[Task details]:
Copy every line of the material below word for word.

[Information provided]:
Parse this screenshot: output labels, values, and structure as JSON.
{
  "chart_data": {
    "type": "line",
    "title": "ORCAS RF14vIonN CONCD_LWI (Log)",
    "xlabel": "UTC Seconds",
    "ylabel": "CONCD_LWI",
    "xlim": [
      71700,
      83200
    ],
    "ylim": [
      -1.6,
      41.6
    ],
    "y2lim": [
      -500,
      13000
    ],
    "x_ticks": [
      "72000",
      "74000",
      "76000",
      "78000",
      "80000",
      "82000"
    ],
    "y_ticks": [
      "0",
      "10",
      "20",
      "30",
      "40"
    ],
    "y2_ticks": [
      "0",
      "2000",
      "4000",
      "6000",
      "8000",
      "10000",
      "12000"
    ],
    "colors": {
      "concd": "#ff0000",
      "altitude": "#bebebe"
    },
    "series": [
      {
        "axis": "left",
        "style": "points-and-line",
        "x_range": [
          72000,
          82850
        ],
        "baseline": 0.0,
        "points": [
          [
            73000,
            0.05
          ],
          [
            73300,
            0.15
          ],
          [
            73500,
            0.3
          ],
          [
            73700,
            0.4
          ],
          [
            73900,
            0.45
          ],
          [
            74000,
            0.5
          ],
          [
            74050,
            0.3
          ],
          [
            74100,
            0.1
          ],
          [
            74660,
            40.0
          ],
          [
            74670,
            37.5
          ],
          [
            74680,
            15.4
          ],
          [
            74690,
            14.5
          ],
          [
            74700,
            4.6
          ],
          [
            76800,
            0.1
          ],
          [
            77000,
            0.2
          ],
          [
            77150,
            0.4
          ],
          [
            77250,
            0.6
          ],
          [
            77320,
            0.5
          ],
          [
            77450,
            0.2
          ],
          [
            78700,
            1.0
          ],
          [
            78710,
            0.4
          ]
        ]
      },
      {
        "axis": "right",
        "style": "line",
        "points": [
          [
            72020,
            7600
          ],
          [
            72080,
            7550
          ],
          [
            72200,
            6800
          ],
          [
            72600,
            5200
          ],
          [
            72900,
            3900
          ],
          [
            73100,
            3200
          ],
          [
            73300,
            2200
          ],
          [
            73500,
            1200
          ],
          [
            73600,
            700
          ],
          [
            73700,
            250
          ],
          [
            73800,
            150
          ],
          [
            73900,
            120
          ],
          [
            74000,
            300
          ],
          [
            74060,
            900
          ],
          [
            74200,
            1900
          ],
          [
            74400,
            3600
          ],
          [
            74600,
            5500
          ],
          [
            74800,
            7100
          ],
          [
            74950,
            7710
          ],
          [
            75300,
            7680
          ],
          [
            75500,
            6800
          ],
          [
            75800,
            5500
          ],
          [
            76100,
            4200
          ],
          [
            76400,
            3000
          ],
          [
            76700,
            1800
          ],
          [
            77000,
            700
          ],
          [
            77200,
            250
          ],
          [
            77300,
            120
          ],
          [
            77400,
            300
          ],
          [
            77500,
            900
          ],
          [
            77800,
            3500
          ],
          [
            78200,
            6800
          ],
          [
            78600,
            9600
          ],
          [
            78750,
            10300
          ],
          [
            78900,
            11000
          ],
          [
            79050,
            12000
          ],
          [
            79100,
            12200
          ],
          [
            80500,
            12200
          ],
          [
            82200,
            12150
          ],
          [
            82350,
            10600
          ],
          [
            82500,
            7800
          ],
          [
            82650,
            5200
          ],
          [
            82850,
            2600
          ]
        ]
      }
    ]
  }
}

[Answer below]:
Parse this screenshot: output labels, values, and structure as JSON.
{
  "chart_data": {
    "type": "line",
    "title": "ORCAS RF14vIonN CONCD_LWI (Log)",
    "xlabel": "UTC Seconds",
    "ylabel": "CONCD_LWI",
    "xlim": [
      71700,
      83200
    ],
    "ylim": [
      -1.6,
      41.6
    ],
    "y2lim": [
      -500,
      13000
    ],
    "x_ticks": [
      "72000",
      "74000",
      "76000",
      "78000",
      "80000",
      "82000"
    ],
    "y_ticks": [
      "0",
      "10",
      "20",
      "30",
      "40"
    ],
    "y2_ticks": [
      "0",
      "2000",
      "4000",
      "6000",
      "8000",
      "10000",
      "12000"
    ],
    "colors": {
      "concd": "#ff0000",
      "altitude": "#bebebe"
    },
    "series": [
      {
        "axis": "left",
        "style": "points-and-line",
        "x_range": [
          72000,
          82850
        ],
        "baseline": 0.0,
        "points": [
          [
            73000,
            0.05
          ],
          [
            73300,
            0.15
          ],
          [
            73500,
            0.3
          ],
          [
            73700,
            0.4
          ],
          [
            73900,
            0.45
          ],
          [
            74000,
            0.5
          ],
          [
            74050,
            0.3
          ],
          [
            74100,
            0.1
          ],
          [
            74660,
            40.0
          ],
          [
            74670,
            37.5
          ],
          [
            74680,
            15.4
          ],
          [
            74690,
            14.5
          ],
          [
            74700,
            4.6
          ],
          [
            76800,
            0.1
          ],
          [
            77000,
            0.2
          ],
          [
            77150,
            0.4
          ],
          [
            77250,
            0.6
          ],
          [
            77320,
            0.5
          ],
          [
            77450,
            0.2
          ],
          [
            78700,
            1.0
          ],
          [
            78710,
            0.4
          ]
        ]
      },
      {
        "axis": "right",
        "style": "line",
        "points": [
          [
            72020,
            7600
          ],
          [
            72080,
            7550
          ],
          [
            72200,
            6800
          ],
          [
            72600,
            5200
          ],
          [
            72900,
            3900
          ],
          [
            73100,
            3200
          ],
          [
            73300,
            2200
          ],
          [
            73500,
            1200
          ],
          [
            73600,
            700
          ],
          [
            73700,
            250
          ],
          [
            73800,
            150
          ],
          [
            73900,
            120
          ],
          [
            74000,
            300
          ],
          [
            74060,
            900
          ],
          [
            74200,
            1900
          ],
          [
            74400,
            3600
          ],
          [
            74600,
            5500
          ],
          [
            74800,
            7100
          ],
          [
            74950,
            7710
          ],
          [
            75300,
            7680
          ],
          [
            75500,
            6800
          ],
          [
            75800,
            5500
          ],
          [
            76100,
            4200
          ],
          [
            76400,
            3000
          ],
          [
            76700,
            1800
          ],
          [
            77000,
            700
          ],
          [
            77200,
            250
          ],
          [
            77300,
            120
          ],
          [
            77400,
            300
          ],
          [
            77500,
            900
          ],
          [
            77800,
            3500
          ],
          [
            78200,
            6800
          ],
          [
            78600,
            9600
          ],
          [
            78750,
            10300
          ],
          [
            78900,
            11000
          ],
          [
            79050,
            12000
          ],
          [
            79100,
            12200
          ],
          [
            80500,
            12200
          ],
          [
            82200,
            12150
          ],
          [
            82350,
            10600
          ],
          [
            82500,
            7800
          ],
          [
            82650,
            5200
          ],
          [
            82850,
            2600
          ]
        ]
      }
    ]
  }
}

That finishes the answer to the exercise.